WHAT IS ASKED —
Select from the records below every line that has the word "name" in it.

ENTRIES PROVIDED —

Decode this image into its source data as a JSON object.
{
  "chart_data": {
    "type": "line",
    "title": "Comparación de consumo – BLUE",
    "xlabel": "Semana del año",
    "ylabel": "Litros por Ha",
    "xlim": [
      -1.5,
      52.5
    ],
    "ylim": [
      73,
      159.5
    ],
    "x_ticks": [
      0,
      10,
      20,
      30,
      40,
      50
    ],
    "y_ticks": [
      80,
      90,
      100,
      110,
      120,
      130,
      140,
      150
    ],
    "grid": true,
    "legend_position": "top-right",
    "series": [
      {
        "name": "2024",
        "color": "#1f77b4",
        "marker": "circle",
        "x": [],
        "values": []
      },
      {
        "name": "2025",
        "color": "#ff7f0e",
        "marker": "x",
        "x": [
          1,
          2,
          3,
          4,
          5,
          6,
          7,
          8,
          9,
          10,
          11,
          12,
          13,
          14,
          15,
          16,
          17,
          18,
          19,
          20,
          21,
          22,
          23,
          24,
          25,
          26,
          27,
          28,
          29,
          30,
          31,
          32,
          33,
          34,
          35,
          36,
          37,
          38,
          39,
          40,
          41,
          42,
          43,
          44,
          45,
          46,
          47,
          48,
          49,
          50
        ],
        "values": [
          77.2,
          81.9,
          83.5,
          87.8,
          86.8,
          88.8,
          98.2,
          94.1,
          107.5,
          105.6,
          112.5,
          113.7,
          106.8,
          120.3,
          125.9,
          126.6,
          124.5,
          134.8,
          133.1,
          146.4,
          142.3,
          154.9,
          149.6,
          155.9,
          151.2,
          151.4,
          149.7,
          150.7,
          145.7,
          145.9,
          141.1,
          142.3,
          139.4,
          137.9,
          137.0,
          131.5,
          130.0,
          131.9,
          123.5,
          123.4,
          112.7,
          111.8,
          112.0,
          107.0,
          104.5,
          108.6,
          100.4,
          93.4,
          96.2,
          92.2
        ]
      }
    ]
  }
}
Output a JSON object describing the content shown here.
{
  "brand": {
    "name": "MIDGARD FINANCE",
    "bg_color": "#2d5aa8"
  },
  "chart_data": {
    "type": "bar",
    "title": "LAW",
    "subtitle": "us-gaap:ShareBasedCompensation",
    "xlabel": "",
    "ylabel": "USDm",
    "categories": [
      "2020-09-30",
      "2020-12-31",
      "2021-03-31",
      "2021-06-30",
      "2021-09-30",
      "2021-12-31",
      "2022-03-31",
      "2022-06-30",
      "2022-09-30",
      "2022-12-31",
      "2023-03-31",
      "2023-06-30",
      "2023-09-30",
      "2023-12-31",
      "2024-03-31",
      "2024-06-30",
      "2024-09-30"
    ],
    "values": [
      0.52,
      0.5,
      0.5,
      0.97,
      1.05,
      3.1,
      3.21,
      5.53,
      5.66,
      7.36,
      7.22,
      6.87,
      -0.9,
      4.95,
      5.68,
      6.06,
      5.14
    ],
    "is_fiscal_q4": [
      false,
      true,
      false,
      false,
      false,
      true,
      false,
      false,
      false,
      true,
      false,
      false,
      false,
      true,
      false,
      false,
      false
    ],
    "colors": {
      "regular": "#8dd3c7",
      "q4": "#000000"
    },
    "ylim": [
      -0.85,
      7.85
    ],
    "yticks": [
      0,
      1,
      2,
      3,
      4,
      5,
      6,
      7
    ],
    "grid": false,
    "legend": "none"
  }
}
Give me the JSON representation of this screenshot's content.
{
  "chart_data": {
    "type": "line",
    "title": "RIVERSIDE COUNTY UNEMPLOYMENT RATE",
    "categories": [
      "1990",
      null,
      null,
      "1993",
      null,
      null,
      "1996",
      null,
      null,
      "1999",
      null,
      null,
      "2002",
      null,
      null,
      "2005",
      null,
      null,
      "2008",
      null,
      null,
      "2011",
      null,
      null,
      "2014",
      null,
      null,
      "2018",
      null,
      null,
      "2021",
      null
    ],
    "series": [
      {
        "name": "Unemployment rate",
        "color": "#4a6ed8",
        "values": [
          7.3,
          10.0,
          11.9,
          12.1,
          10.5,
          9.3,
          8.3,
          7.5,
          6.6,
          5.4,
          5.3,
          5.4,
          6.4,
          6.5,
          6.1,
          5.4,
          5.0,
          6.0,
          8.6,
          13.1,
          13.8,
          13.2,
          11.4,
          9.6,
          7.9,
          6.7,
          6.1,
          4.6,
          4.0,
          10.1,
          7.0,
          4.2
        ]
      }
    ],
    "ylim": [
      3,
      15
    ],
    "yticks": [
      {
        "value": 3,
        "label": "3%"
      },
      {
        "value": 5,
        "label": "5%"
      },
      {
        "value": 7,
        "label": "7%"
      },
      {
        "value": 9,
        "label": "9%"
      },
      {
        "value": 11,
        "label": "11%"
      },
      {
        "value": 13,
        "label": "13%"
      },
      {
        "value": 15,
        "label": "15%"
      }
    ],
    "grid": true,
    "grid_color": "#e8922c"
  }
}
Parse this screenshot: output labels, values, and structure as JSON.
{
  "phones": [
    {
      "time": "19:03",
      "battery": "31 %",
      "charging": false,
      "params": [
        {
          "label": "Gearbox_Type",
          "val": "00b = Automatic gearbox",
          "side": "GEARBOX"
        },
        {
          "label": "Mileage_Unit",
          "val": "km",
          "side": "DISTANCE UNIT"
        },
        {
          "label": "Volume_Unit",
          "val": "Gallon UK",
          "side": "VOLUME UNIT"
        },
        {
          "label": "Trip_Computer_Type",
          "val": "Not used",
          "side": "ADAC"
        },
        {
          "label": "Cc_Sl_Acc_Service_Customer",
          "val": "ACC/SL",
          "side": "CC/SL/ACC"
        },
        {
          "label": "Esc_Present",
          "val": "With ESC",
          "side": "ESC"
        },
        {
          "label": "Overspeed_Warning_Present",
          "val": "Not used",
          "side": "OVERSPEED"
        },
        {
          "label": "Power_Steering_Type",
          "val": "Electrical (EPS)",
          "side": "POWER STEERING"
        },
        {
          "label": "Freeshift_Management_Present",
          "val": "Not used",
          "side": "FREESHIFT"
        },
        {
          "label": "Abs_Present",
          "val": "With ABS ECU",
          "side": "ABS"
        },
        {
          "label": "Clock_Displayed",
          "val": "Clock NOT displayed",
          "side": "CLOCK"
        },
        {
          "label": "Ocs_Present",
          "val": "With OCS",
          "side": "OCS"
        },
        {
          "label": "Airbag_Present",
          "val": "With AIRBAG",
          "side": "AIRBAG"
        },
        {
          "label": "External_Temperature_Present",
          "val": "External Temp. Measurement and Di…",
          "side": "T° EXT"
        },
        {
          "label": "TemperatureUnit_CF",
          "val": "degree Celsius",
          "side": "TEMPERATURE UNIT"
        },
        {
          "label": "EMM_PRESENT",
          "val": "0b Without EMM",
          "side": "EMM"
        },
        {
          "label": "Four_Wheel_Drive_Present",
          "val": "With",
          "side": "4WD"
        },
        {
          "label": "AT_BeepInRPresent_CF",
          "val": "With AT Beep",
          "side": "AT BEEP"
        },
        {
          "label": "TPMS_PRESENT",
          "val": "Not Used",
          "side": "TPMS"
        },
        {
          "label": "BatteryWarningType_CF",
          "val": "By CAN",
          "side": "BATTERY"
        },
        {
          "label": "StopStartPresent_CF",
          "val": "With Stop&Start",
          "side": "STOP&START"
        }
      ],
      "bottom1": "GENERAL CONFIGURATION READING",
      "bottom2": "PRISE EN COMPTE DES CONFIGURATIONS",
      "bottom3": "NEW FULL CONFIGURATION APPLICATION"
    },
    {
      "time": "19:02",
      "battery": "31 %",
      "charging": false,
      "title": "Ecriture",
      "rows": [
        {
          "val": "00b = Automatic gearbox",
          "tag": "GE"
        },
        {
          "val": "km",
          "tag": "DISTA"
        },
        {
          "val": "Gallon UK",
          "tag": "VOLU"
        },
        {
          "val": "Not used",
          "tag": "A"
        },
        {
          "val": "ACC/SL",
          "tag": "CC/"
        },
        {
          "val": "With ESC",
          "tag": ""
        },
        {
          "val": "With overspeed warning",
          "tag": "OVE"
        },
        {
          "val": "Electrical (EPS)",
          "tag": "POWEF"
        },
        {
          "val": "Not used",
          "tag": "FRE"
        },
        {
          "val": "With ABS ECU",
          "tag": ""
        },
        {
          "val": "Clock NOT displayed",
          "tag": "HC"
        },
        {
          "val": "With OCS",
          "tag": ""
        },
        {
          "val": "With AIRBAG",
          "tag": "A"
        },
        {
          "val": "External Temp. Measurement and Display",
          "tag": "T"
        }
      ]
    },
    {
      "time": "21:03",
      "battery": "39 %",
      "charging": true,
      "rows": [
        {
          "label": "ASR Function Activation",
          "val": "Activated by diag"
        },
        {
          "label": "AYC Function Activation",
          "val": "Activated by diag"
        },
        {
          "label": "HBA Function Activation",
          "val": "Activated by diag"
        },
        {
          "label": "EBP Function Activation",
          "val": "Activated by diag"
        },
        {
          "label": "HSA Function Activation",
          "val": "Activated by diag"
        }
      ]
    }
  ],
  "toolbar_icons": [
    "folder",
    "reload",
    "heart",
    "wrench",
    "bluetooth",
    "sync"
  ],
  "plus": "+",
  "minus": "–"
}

FINAL RESULT —
        "name": "2024",
        "name": "2025",
    "name": "MIDGARD FINANCE",
        "name": "Unemployment rate",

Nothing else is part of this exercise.